▸ **The records**
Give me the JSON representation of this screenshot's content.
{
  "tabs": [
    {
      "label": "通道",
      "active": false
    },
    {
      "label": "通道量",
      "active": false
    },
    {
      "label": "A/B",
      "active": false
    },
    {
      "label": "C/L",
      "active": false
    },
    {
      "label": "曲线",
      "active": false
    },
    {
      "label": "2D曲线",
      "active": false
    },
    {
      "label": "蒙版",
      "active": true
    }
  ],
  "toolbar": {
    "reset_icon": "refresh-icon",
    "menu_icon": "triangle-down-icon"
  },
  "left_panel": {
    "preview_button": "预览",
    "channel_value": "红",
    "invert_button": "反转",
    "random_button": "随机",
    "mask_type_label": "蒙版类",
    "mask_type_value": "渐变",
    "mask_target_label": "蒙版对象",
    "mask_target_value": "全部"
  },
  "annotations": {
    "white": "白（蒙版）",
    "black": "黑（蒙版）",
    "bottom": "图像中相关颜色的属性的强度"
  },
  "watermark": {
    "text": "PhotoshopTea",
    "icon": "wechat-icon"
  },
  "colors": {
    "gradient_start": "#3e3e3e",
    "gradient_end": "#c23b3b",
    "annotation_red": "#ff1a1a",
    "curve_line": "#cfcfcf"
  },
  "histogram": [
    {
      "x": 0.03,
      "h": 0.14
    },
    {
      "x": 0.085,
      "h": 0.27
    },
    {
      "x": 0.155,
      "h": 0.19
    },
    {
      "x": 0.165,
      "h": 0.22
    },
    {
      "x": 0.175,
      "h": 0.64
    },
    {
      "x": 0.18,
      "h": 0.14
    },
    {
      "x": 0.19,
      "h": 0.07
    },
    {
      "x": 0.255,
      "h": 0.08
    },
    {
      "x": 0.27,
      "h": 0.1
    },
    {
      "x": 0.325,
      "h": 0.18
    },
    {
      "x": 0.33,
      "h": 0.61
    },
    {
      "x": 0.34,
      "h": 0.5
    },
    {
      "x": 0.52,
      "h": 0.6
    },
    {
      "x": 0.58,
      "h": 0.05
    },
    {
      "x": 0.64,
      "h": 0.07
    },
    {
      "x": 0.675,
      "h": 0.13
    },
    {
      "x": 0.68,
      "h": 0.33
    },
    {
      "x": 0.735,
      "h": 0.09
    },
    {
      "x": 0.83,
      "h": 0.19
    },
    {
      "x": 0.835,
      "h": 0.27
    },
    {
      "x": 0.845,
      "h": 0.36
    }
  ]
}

▸ **Objective**
Retype every record above exactly as written.

▸ **Solution to this problem**
Give me the JSON representation of this screenshot's content.
{
  "tabs": [
    {
      "label": "通道",
      "active": false
    },
    {
      "label": "通道量",
      "active": false
    },
    {
      "label": "A/B",
      "active": false
    },
    {
      "label": "C/L",
      "active": false
    },
    {
      "label": "曲线",
      "active": false
    },
    {
      "label": "2D曲线",
      "active": false
    },
    {
      "label": "蒙版",
      "active": true
    }
  ],
  "toolbar": {
    "reset_icon": "refresh-icon",
    "menu_icon": "triangle-down-icon"
  },
  "left_panel": {
    "preview_button": "预览",
    "channel_value": "红",
    "invert_button": "反转",
    "random_button": "随机",
    "mask_type_label": "蒙版类",
    "mask_type_value": "渐变",
    "mask_target_label": "蒙版对象",
    "mask_target_value": "全部"
  },
  "annotations": {
    "white": "白（蒙版）",
    "black": "黑（蒙版）",
    "bottom": "图像中相关颜色的属性的强度"
  },
  "watermark": {
    "text": "PhotoshopTea",
    "icon": "wechat-icon"
  },
  "colors": {
    "gradient_start": "#3e3e3e",
    "gradient_end": "#c23b3b",
    "annotation_red": "#ff1a1a",
    "curve_line": "#cfcfcf"
  },
  "histogram": [
    {
      "x": 0.03,
      "h": 0.14
    },
    {
      "x": 0.085,
      "h": 0.27
    },
    {
      "x": 0.155,
      "h": 0.19
    },
    {
      "x": 0.165,
      "h": 0.22
    },
    {
      "x": 0.175,
      "h": 0.64
    },
    {
      "x": 0.18,
      "h": 0.14
    },
    {
      "x": 0.19,
      "h": 0.07
    },
    {
      "x": 0.255,
      "h": 0.08
    },
    {
      "x": 0.27,
      "h": 0.1
    },
    {
      "x": 0.325,
      "h": 0.18
    },
    {
      "x": 0.33,
      "h": 0.61
    },
    {
      "x": 0.34,
      "h": 0.5
    },
    {
      "x": 0.52,
      "h": 0.6
    },
    {
      "x": 0.58,
      "h": 0.05
    },
    {
      "x": 0.64,
      "h": 0.07
    },
    {
      "x": 0.675,
      "h": 0.13
    },
    {
      "x": 0.68,
      "h": 0.33
    },
    {
      "x": 0.735,
      "h": 0.09
    },
    {
      "x": 0.83,
      "h": 0.19
    },
    {
      "x": 0.835,
      "h": 0.27
    },
    {
      "x": 0.845,
      "h": 0.36
    }
  ]
}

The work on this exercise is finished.